• [EXTRACTED DATA]
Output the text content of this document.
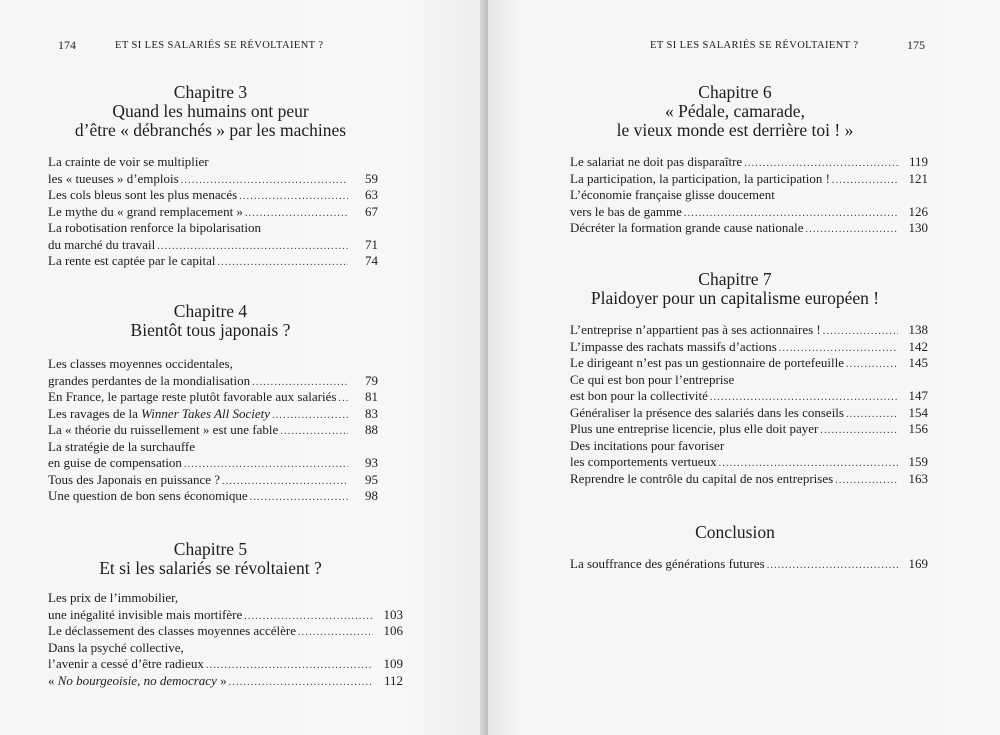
174	ET SI LES SALARIÉS SE RÉVOLTAIENT ?
Chapitre 3
Quand les humains ont peur
d’être « débranchés » par les machines
La crainte de voir se multiplier
les « tueuses » d’emplois .....	59
Les cols bleus sont les plus menacés .....	63
Le mythe du « grand remplacement » .....	67
La robotisation renforce la bipolarisation
du marché du travail .....	71
La rente est captée par le capital .....	74
Chapitre 4
Bientôt tous japonais ?
Les classes moyennes occidentales,
grandes perdantes de la mondialisation .....	79
En France, le partage reste plutôt favorable aux salariés .....	81
Les ravages de la Winner Takes All Society .....	83
La « théorie du ruissellement » est une fable .....	88
La stratégie de la surchauffe
en guise de compensation .....	93
Tous des Japonais en puissance ? .....	95
Une question de bon sens économique .....	98
Chapitre 5
Et si les salariés se révoltaient ?
Les prix de l’immobilier,
une inégalité invisible mais mortifère .....	103
Le déclassement des classes moyennes accélère .....	106
Dans la psyché collective,
l’avenir a cessé d’être radieux .....	109
« No bourgeoisie, no democracy » .....	112
ET SI LES SALARIÉS SE RÉVOLTAIENT ?	175
Chapitre 6
« Pédale, camarade,
le vieux monde est derrière toi ! »
Le salariat ne doit pas disparaître .....	119
La participation, la participation, la participation ! .....	121
L’économie française glisse doucement
vers le bas de gamme .....	126
Décréter la formation grande cause nationale .....	130
Chapitre 7
Plaidoyer pour un capitalisme européen !
L’entreprise n’appartient pas à ses actionnaires ! .....	138
L’impasse des rachats massifs d’actions .....	142
Le dirigeant n’est pas un gestionnaire de portefeuille .....	145
Ce qui est bon pour l’entreprise
est bon pour la collectivité .....	147
Généraliser la présence des salariés dans les conseils .....	154
Plus une entreprise licencie, plus elle doit payer .....	156
Des incitations pour favoriser
les comportements vertueux .....	159
Reprendre le contrôle du capital de nos entreprises .....	163
Conclusion
La souffrance des générations futures .....	169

• [DIRECTIONS] Write the listing out a second time exactly, dropping all images.

• [WRITTEN RESPONSE]
Output the text content of this document.
174	ET SI LES SALARIÉS SE RÉVOLTAIENT ?
Chapitre 3
Quand les humains ont peur
d’être « débranchés » par les machines
La crainte de voir se multiplier
les « tueuses » d’emplois .....	59
Les cols bleus sont les plus menacés .....	63
Le mythe du « grand remplacement » .....	67
La robotisation renforce la bipolarisation
du marché du travail .....	71
La rente est captée par le capital .....	74
Chapitre 4
Bientôt tous japonais ?
Les classes moyennes occidentales,
grandes perdantes de la mondialisation .....	79
En France, le partage reste plutôt favorable aux salariés .....	81
Les ravages de la Winner Takes All Society .....	83
La « théorie du ruissellement » est une fable .....	88
La stratégie de la surchauffe
en guise de compensation .....	93
Tous des Japonais en puissance ? .....	95
Une question de bon sens économique .....	98
Chapitre 5
Et si les salariés se révoltaient ?
Les prix de l’immobilier,
une inégalité invisible mais mortifère .....	103
Le déclassement des classes moyennes accélère .....	106
Dans la psyché collective,
l’avenir a cessé d’être radieux .....	109
« No bourgeoisie, no democracy » .....	112
ET SI LES SALARIÉS SE RÉVOLTAIENT ?	175
Chapitre 6
« Pédale, camarade,
le vieux monde est derrière toi ! »
Le salariat ne doit pas disparaître .....	119
La participation, la participation, la participation ! .....	121
L’économie française glisse doucement
vers le bas de gamme .....	126
Décréter la formation grande cause nationale .....	130
Chapitre 7
Plaidoyer pour un capitalisme européen !
L’entreprise n’appartient pas à ses actionnaires ! .....	138
L’impasse des rachats massifs d’actions .....	142
Le dirigeant n’est pas un gestionnaire de portefeuille .....	145
Ce qui est bon pour l’entreprise
est bon pour la collectivité .....	147
Généraliser la présence des salariés dans les conseils .....	154
Plus une entreprise licencie, plus elle doit payer .....	156
Des incitations pour favoriser
les comportements vertueux .....	159
Reprendre le contrôle du capital de nos entreprises .....	163
Conclusion
La souffrance des générations futures .....	169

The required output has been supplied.